The request: Your task is to transcribe the records exactly, skipping every image.

Entries provided:
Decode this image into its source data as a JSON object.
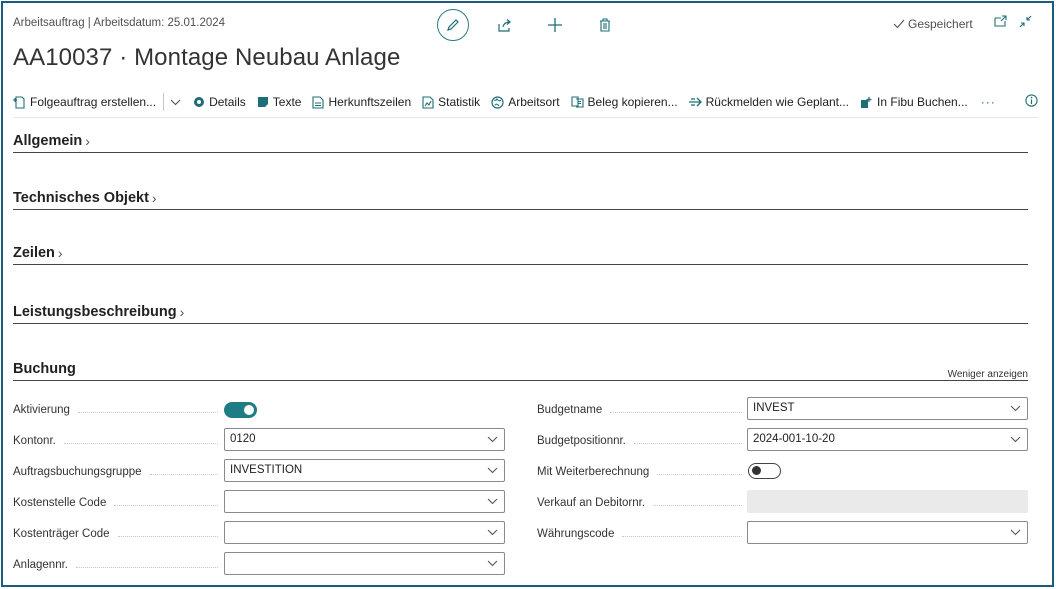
{
  "header": {
    "breadcrumb": "Arbeitsauftrag | Arbeitsdatum: 25.01.2024",
    "title": "AA10037 · Montage Neubau Anlage",
    "saved_label": "Gespeichert"
  },
  "toolbar": {
    "items": [
      {
        "label": "Folgeauftrag erstellen...",
        "icon": "new-document-icon"
      },
      {
        "label": "Details",
        "icon": "details-icon"
      },
      {
        "label": "Texte",
        "icon": "text-icon"
      },
      {
        "label": "Herkunftszeilen",
        "icon": "document-lines-icon"
      },
      {
        "label": "Statistik",
        "icon": "statistics-icon"
      },
      {
        "label": "Arbeitsort",
        "icon": "globe-icon"
      },
      {
        "label": "Beleg kopieren...",
        "icon": "copy-document-icon"
      },
      {
        "label": "Rückmelden wie Geplant...",
        "icon": "report-back-icon"
      },
      {
        "label": "In Fibu Buchen...",
        "icon": "post-icon"
      }
    ],
    "more_label": "···"
  },
  "sections": {
    "allgemein": "Allgemein",
    "technisches_objekt": "Technisches Objekt",
    "zeilen": "Zeilen",
    "leistungsbeschreibung": "Leistungsbeschreibung",
    "buchung": "Buchung",
    "less_label": "Weniger anzeigen"
  },
  "buchung": {
    "aktivierung": {
      "label": "Aktivierung",
      "value": true
    },
    "kontonr": {
      "label": "Kontonr.",
      "value": "0120"
    },
    "auftragsbuchungsgruppe": {
      "label": "Auftragsbuchungsgruppe",
      "value": "INVESTITION"
    },
    "kostenstelle": {
      "label": "Kostenstelle Code",
      "value": ""
    },
    "kostentraeger": {
      "label": "Kostenträger Code",
      "value": ""
    },
    "anlagennr": {
      "label": "Anlagennr.",
      "value": ""
    },
    "budgetname": {
      "label": "Budgetname",
      "value": "INVEST"
    },
    "budgetpositionnr": {
      "label": "Budgetpositionnr.",
      "value": "2024-001-10-20"
    },
    "weiterberechnung": {
      "label": "Mit Weiterberechnung",
      "value": false
    },
    "verkauf_debitor": {
      "label": "Verkauf an Debitornr.",
      "value": ""
    },
    "waehrungscode": {
      "label": "Währungscode",
      "value": ""
    }
  },
  "colors": {
    "accent": "#1e7c84",
    "frame_border": "#1d5a80"
  }
}
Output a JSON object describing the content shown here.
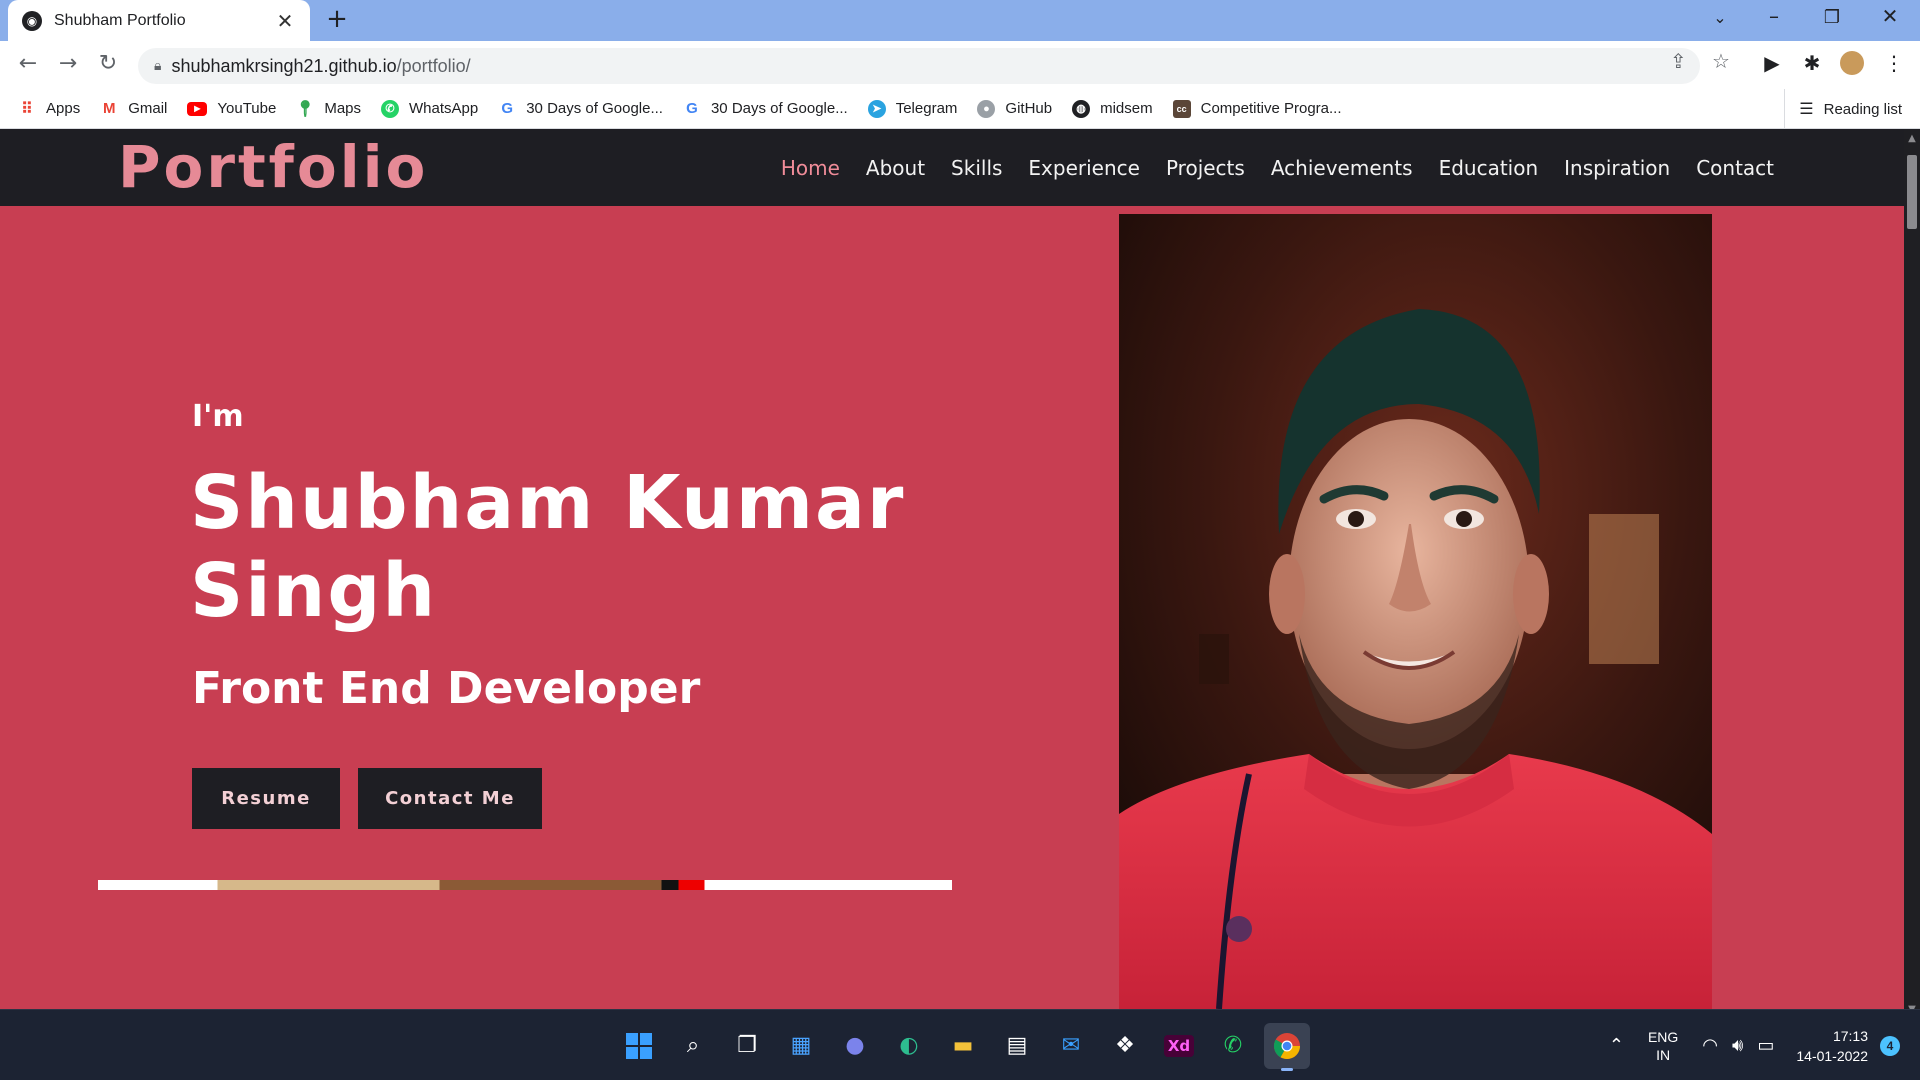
{
  "browser": {
    "tab_title": "Shubham Portfolio",
    "url_host": "shubhamkrsingh21.github.io",
    "url_path": "/portfolio/",
    "bookmarks": [
      {
        "label": "Apps",
        "icon": "apps-grid-icon",
        "color": "#ea4335"
      },
      {
        "label": "Gmail",
        "icon": "gmail-icon",
        "color": "#ea4335"
      },
      {
        "label": "YouTube",
        "icon": "youtube-icon",
        "color": "#ff0000"
      },
      {
        "label": "Maps",
        "icon": "maps-pin-icon",
        "color": "#34a853"
      },
      {
        "label": "WhatsApp",
        "icon": "whatsapp-icon",
        "color": "#25d366"
      },
      {
        "label": "30 Days of Google...",
        "icon": "google-icon",
        "color": "#4285f4"
      },
      {
        "label": "30 Days of Google...",
        "icon": "google-icon",
        "color": "#4285f4"
      },
      {
        "label": "Telegram",
        "icon": "telegram-icon",
        "color": "#2aa3e0"
      },
      {
        "label": "GitHub",
        "icon": "github-icon",
        "color": "#9aa0a6"
      },
      {
        "label": "midsem",
        "icon": "globe-icon",
        "color": "#202124"
      },
      {
        "label": "Competitive Progra...",
        "icon": "codechef-icon",
        "color": "#5b4638"
      }
    ],
    "reading_list": "Reading list"
  },
  "site": {
    "logo": "Portfolio",
    "nav": [
      {
        "label": "Home",
        "active": true
      },
      {
        "label": "About",
        "active": false
      },
      {
        "label": "Skills",
        "active": false
      },
      {
        "label": "Experience",
        "active": false
      },
      {
        "label": "Projects",
        "active": false
      },
      {
        "label": "Achievements",
        "active": false
      },
      {
        "label": "Education",
        "active": false
      },
      {
        "label": "Inspiration",
        "active": false
      },
      {
        "label": "Contact",
        "active": false
      }
    ],
    "hero": {
      "intro": "I'm",
      "name_line1": "Shubham Kumar",
      "name_line2": "Singh",
      "role": "Front End Developer",
      "resume_label": "Resume",
      "contact_label": "Contact Me"
    },
    "colors": {
      "hero_bg": "#c83e52",
      "nav_bg": "#1e1e23",
      "accent": "#f08c99"
    }
  },
  "taskbar": {
    "apps": [
      "windows-start-icon",
      "search-icon",
      "task-view-icon",
      "widgets-icon",
      "teams-chat-icon",
      "edge-icon",
      "file-explorer-icon",
      "microsoft-store-icon",
      "mail-icon",
      "dropbox-icon",
      "adobe-xd-icon",
      "whatsapp-icon",
      "chrome-icon"
    ],
    "lang_top": "ENG",
    "lang_bottom": "IN",
    "time": "17:13",
    "date": "14-01-2022",
    "notifications": "4"
  }
}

Solved problem:
Decode this image into its source data as a JSON object.
{
  "header": {
    "breadcrumb": "Arbeitsauftrag | Arbeitsdatum: 25.01.2024",
    "title": "AA10037 · Montage Neubau Anlage",
    "saved_label": "Gespeichert"
  },
  "toolbar": {
    "items": [
      {
        "label": "Folgeauftrag erstellen...",
        "icon": "new-document-icon"
      },
      {
        "label": "Details",
        "icon": "details-icon"
      },
      {
        "label": "Texte",
        "icon": "text-icon"
      },
      {
        "label": "Herkunftszeilen",
        "icon": "document-lines-icon"
      },
      {
        "label": "Statistik",
        "icon": "statistics-icon"
      },
      {
        "label": "Arbeitsort",
        "icon": "globe-icon"
      },
      {
        "label": "Beleg kopieren...",
        "icon": "copy-document-icon"
      },
      {
        "label": "Rückmelden wie Geplant...",
        "icon": "report-back-icon"
      },
      {
        "label": "In Fibu Buchen...",
        "icon": "post-icon"
      }
    ],
    "more_label": "···"
  },
  "sections": {
    "allgemein": "Allgemein",
    "technisches_objekt": "Technisches Objekt",
    "zeilen": "Zeilen",
    "leistungsbeschreibung": "Leistungsbeschreibung",
    "buchung": "Buchung",
    "less_label": "Weniger anzeigen"
  },
  "buchung": {
    "aktivierung": {
      "label": "Aktivierung",
      "value": true
    },
    "kontonr": {
      "label": "Kontonr.",
      "value": "0120"
    },
    "auftragsbuchungsgruppe": {
      "label": "Auftragsbuchungsgruppe",
      "value": "INVESTITION"
    },
    "kostenstelle": {
      "label": "Kostenstelle Code",
      "value": ""
    },
    "kostentraeger": {
      "label": "Kostenträger Code",
      "value": ""
    },
    "anlagennr": {
      "label": "Anlagennr.",
      "value": ""
    },
    "budgetname": {
      "label": "Budgetname",
      "value": "INVEST"
    },
    "budgetpositionnr": {
      "label": "Budgetpositionnr.",
      "value": "2024-001-10-20"
    },
    "weiterberechnung": {
      "label": "Mit Weiterberechnung",
      "value": false
    },
    "verkauf_debitor": {
      "label": "Verkauf an Debitornr.",
      "value": ""
    },
    "waehrungscode": {
      "label": "Währungscode",
      "value": ""
    }
  },
  "colors": {
    "accent": "#1e7c84",
    "frame_border": "#1d5a80"
  }
}
Output a JSON object describing the content shown here.
{
  "browser": {
    "tab_title": "Shubham Portfolio",
    "url_host": "shubhamkrsingh21.github.io",
    "url_path": "/portfolio/",
    "bookmarks": [
      {
        "label": "Apps",
        "icon": "apps-grid-icon",
        "color": "#ea4335"
      },
      {
        "label": "Gmail",
        "icon": "gmail-icon",
        "color": "#ea4335"
      },
      {
        "label": "YouTube",
        "icon": "youtube-icon",
        "color": "#ff0000"
      },
      {
        "label": "Maps",
        "icon": "maps-pin-icon",
        "color": "#34a853"
      },
      {
        "label": "WhatsApp",
        "icon": "whatsapp-icon",
        "color": "#25d366"
      },
      {
        "label": "30 Days of Google...",
        "icon": "google-icon",
        "color": "#4285f4"
      },
      {
        "label": "30 Days of Google...",
        "icon": "google-icon",
        "color": "#4285f4"
      },
      {
        "label": "Telegram",
        "icon": "telegram-icon",
        "color": "#2aa3e0"
      },
      {
        "label": "GitHub",
        "icon": "github-icon",
        "color": "#9aa0a6"
      },
      {
        "label": "midsem",
        "icon": "globe-icon",
        "color": "#202124"
      },
      {
        "label": "Competitive Progra...",
        "icon": "codechef-icon",
        "color": "#5b4638"
      }
    ],
    "reading_list": "Reading list"
  },
  "site": {
    "logo": "Portfolio",
    "nav": [
      {
        "label": "Home",
        "active": true
      },
      {
        "label": "About",
        "active": false
      },
      {
        "label": "Skills",
        "active": false
      },
      {
        "label": "Experience",
        "active": false
      },
      {
        "label": "Projects",
        "active": false
      },
      {
        "label": "Achievements",
        "active": false
      },
      {
        "label": "Education",
        "active": false
      },
      {
        "label": "Inspiration",
        "active": false
      },
      {
        "label": "Contact",
        "active": false
      }
    ],
    "hero": {
      "intro": "I'm",
      "name_line1": "Shubham Kumar",
      "name_line2": "Singh",
      "role": "Front End Developer",
      "resume_label": "Resume",
      "contact_label": "Contact Me"
    },
    "colors": {
      "hero_bg": "#c83e52",
      "nav_bg": "#1e1e23",
      "accent": "#f08c99"
    }
  },
  "taskbar": {
    "apps": [
      "windows-start-icon",
      "search-icon",
      "task-view-icon",
      "widgets-icon",
      "teams-chat-icon",
      "edge-icon",
      "file-explorer-icon",
      "microsoft-store-icon",
      "mail-icon",
      "dropbox-icon",
      "adobe-xd-icon",
      "whatsapp-icon",
      "chrome-icon"
    ],
    "lang_top": "ENG",
    "lang_bottom": "IN",
    "time": "17:13",
    "date": "14-01-2022",
    "notifications": "4"
  }
}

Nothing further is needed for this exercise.